GOAL OF THE EXERCISE: Reproduce every line of the listing as written, apart from the pictures.

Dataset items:
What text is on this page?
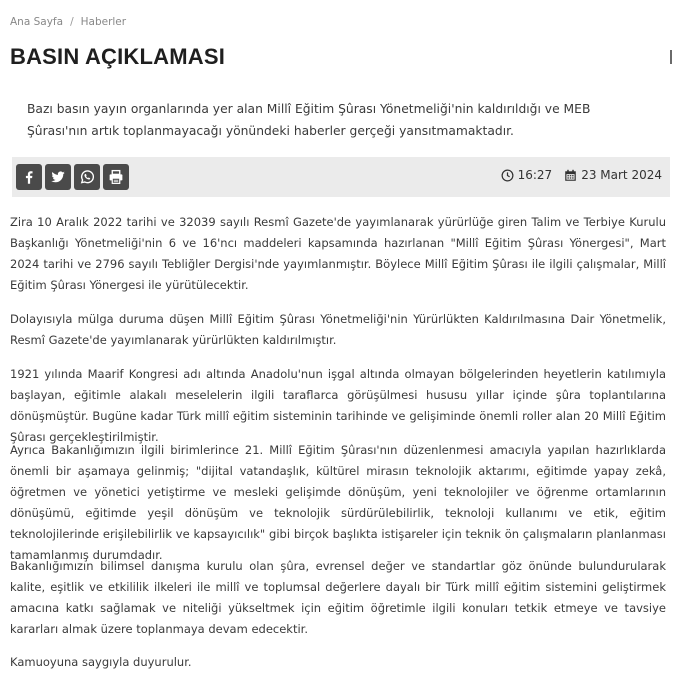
Ana Sayfa / Haberler
BASIN AÇIKLAMASI

Bazı basın yayın organlarında yer alan Millî Eğitim Şûrası Yönetmeliği'nin kaldırıldığı ve MEB Şûrası'nın artık toplanmayacağı yönündeki haberler gerçeği yansıtmamaktadır.

16:27 23 Mart 2024

Zira 10 Aralık 2022 tarihi ve 32039 sayılı Resmî Gazete'de yayımlanarak yürürlüğe giren Talim ve Terbiye Kurulu Başkanlığı Yönetmeliği'nin 6 ve 16'ncı maddeleri kapsamında hazırlanan "Millî Eğitim Şûrası Yönergesi", Mart 2024 tarihi ve 2796 sayılı Tebliğler Dergisi'nde yayımlanmıştır. Böylece Millî Eğitim Şûrası ile ilgili çalışmalar, Millî Eğitim Şûrası Yönergesi ile yürütülecektir.

Dolayısıyla mülga duruma düşen Millî Eğitim Şûrası Yönetmeliği'nin Yürürlükten Kaldırılmasına Dair Yönetmelik, Resmî Gazete'de yayımlanarak yürürlükten kaldırılmıştır.

1921 yılında Maarif Kongresi adı altında Anadolu'nun işgal altında olmayan bölgelerinden heyetlerin katılımıyla başlayan, eğitimle alakalı meselelerin ilgili taraflarca görüşülmesi hususu yıllar içinde şûra toplantılarına dönüşmüştür. Bugüne kadar Türk millî eğitim sisteminin tarihinde ve gelişiminde önemli roller alan 20 Millî Eğitim Şûrası gerçekleştirilmiştir.

Ayrıca Bakanlığımızın ilgili birimlerince 21. Millî Eğitim Şûrası'nın düzenlenmesi amacıyla yapılan hazırlıklarda önemli bir aşamaya gelinmiş; "dijital vatandaşlık, kültürel mirasın teknolojik aktarımı, eğitimde yapay zekâ, öğretmen ve yönetici yetiştirme ve mesleki gelişimde dönüşüm, yeni teknolojiler ve öğrenme ortamlarının dönüşümü, eğitimde yeşil dönüşüm ve teknolojik sürdürülebilirlik, teknoloji kullanımı ve etik, eğitim teknolojilerinde erişilebilirlik ve kapsayıcılık" gibi birçok başlıkta istişareler için teknik ön çalışmaların planlanması tamamlanmış durumdadır.

Bakanlığımızın bilimsel danışma kurulu olan şûra, evrensel değer ve standartlar göz önünde bulundurularak kalite, eşitlik ve etkililik ilkeleri ile millî ve toplumsal değerlere dayalı bir Türk millî eğitim sistemini geliştirmek amacına katkı sağlamak ve niteliği yükseltmek için eğitim öğretimle ilgili konuları tetkik etmeye ve tavsiye kararları almak üzere toplanmaya devam edecektir.

Kamuoyuna saygıyla duyurulur.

TASK SOLUTION:
What text is on this page?
Ana Sayfa / Haberler
BASIN AÇIKLAMASI

Bazı basın yayın organlarında yer alan Millî Eğitim Şûrası Yönetmeliği'nin kaldırıldığı ve MEB Şûrası'nın artık toplanmayacağı yönündeki haberler gerçeği yansıtmamaktadır.

16:27 23 Mart 2024

Zira 10 Aralık 2022 tarihi ve 32039 sayılı Resmî Gazete'de yayımlanarak yürürlüğe giren Talim ve Terbiye Kurulu Başkanlığı Yönetmeliği'nin 6 ve 16'ncı maddeleri kapsamında hazırlanan "Millî Eğitim Şûrası Yönergesi", Mart 2024 tarihi ve 2796 sayılı Tebliğler Dergisi'nde yayımlanmıştır. Böylece Millî Eğitim Şûrası ile ilgili çalışmalar, Millî Eğitim Şûrası Yönergesi ile yürütülecektir.

Dolayısıyla mülga duruma düşen Millî Eğitim Şûrası Yönetmeliği'nin Yürürlükten Kaldırılmasına Dair Yönetmelik, Resmî Gazete'de yayımlanarak yürürlükten kaldırılmıştır.

1921 yılında Maarif Kongresi adı altında Anadolu'nun işgal altında olmayan bölgelerinden heyetlerin katılımıyla başlayan, eğitimle alakalı meselelerin ilgili taraflarca görüşülmesi hususu yıllar içinde şûra toplantılarına dönüşmüştür. Bugüne kadar Türk millî eğitim sisteminin tarihinde ve gelişiminde önemli roller alan 20 Millî Eğitim Şûrası gerçekleştirilmiştir.

Ayrıca Bakanlığımızın ilgili birimlerince 21. Millî Eğitim Şûrası'nın düzenlenmesi amacıyla yapılan hazırlıklarda önemli bir aşamaya gelinmiş; "dijital vatandaşlık, kültürel mirasın teknolojik aktarımı, eğitimde yapay zekâ, öğretmen ve yönetici yetiştirme ve mesleki gelişimde dönüşüm, yeni teknolojiler ve öğrenme ortamlarının dönüşümü, eğitimde yeşil dönüşüm ve teknolojik sürdürülebilirlik, teknoloji kullanımı ve etik, eğitim teknolojilerinde erişilebilirlik ve kapsayıcılık" gibi birçok başlıkta istişareler için teknik ön çalışmaların planlanması tamamlanmış durumdadır.

Bakanlığımızın bilimsel danışma kurulu olan şûra, evrensel değer ve standartlar göz önünde bulundurularak kalite, eşitlik ve etkililik ilkeleri ile millî ve toplumsal değerlere dayalı bir Türk millî eğitim sistemini geliştirmek amacına katkı sağlamak ve niteliği yükseltmek için eğitim öğretimle ilgili konuları tetkik etmeye ve tavsiye kararları almak üzere toplanmaya devam edecektir.

Kamuoyuna saygıyla duyurulur.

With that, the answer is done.